_Exercise goal_
In the entries below, find the lines with the word "Тестирование" and copy them.

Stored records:
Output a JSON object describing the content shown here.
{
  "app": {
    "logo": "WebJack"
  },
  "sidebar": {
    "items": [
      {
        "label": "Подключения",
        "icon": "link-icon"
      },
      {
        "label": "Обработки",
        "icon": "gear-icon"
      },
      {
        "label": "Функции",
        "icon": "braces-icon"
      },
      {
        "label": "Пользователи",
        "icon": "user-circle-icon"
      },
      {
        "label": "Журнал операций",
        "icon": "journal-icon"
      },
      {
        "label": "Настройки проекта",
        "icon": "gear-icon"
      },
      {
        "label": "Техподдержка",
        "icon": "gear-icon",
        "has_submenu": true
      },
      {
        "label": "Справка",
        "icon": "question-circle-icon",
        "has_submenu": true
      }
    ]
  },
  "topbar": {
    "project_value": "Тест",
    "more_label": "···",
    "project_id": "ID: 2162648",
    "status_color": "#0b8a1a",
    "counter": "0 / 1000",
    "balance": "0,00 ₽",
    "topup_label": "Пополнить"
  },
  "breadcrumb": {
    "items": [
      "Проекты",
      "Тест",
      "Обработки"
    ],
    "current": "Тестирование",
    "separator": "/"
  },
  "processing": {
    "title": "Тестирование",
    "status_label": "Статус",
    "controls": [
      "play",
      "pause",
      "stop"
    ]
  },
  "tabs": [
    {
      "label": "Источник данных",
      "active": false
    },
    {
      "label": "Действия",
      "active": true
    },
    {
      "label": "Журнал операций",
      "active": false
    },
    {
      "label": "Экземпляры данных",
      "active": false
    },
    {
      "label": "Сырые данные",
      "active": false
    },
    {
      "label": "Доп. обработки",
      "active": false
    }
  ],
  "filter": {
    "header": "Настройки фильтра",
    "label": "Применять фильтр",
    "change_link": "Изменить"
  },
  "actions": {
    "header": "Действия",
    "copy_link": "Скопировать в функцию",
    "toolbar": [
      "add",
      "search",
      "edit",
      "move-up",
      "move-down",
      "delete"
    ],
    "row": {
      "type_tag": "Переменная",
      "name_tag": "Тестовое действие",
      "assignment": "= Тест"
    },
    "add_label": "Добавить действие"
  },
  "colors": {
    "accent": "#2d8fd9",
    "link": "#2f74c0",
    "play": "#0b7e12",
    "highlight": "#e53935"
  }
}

_Full output_
    "current": "Тестирование",
    "title": "Тестирование",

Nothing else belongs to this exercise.